TASK STATEMENT →
Carry on the court opinion in Anderson v. Butler below, starting after its last sentence, the one quoting Rule 50(a).

PASSAGE →
• • •
Anderson Ex Rel. Anderson v. Butler

202 S.E.2d 585 (1974) 284 N.C. 723

Eugene S. ANDERSON, II, by his Guardian Ad Litem, et al.
v.
Cornelius BUTLER, Jr., and wife, Phyllis H. Butler.

No. 49.

Supreme Court of North Carolina.

February 25, 1974.

*588 Dees, Johnson, Tart, Giles & Tedder by J. Sam Johnson, Jr., Greensboro, for plaintiffs appellants.

Harry Rockwell, John R. Hughes, Greensboro, and T. Worth Coltrane, Asheboro, for defendants appellees.

BRANCH, Justice.

Initially we are confronted with plaintiffs' contention that defendants are not entitled to present as an assignment of error the denial of their Motions for directed verdicts upon appeal since they assigned no grounds for the Motions in the trial court.

Rule 50(a) requires that "A motion for a directed verdict shall state the specific grounds therefor."
• • •
GIVEN INFORMATION →
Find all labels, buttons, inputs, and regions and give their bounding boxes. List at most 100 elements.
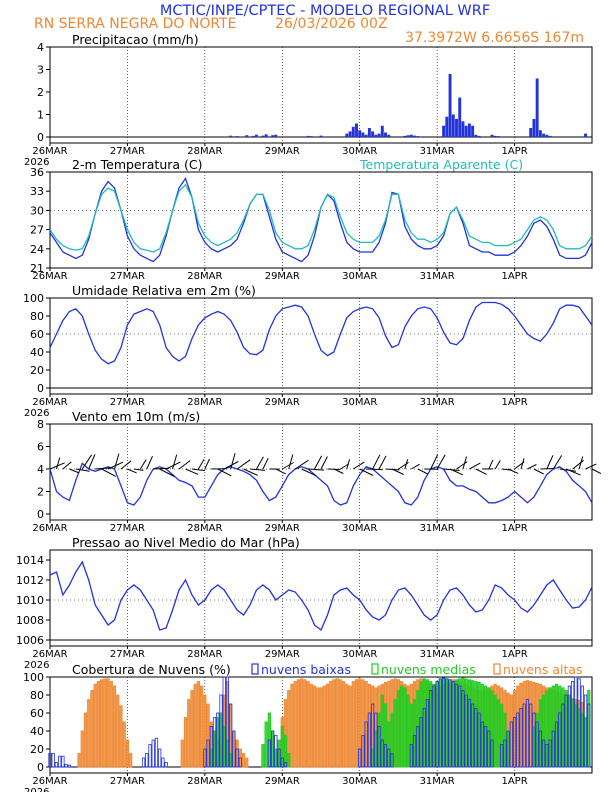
• • •
EXERCISE RESPONSE →
The Federal Courts have construed the identical provisions in their Rule 50(a) of the Federal Rules to mean that the requirement is mandatory. Capital Transportation Company v. Compton, 187 F.2d 844 (8th Cir. 1951); Atlantic Greyhound Corp. v. McDonald, 125 F.2d 849 (4th Cir. 1942); Duncan v. Montgomery Ward & Co., 108 F.2d 848 (8th Cir. 1940); Wright & Miller, Federal Practice and Procedure: Civil § 2533. Our Court of Appeals has adopted the Federal construction. Wheeler v. Denton, 9 N.C.App. 167, 175 S.E.2d 769. The question has not been directly presented to this Court, but the Federal construction of the rule was approved in a dictum statement in Hensley v. Ramsey, 283 N.C. 714, 199 S.E.2d 1.

We note that some of the Federal Courts have held that the rule is sufficiently complied with when the moving party makes his position clear by oral explanation, Dowell, Inc. v. Jowers, 166 F.2d 214 (5th Cir. 1948), and when there is but a single issue, a Motion for directed verdict properly presents to the appellate courts the question of the sufficiency of the evidence to carry the case to the jury. Rochester Civic Theatre, Inc. v. Ramsay, 368 F.2d 748 (8th Cir. 1966).

The purpose of the rule is to apprise the Court and the adverse parties of movants' grounds for the motion.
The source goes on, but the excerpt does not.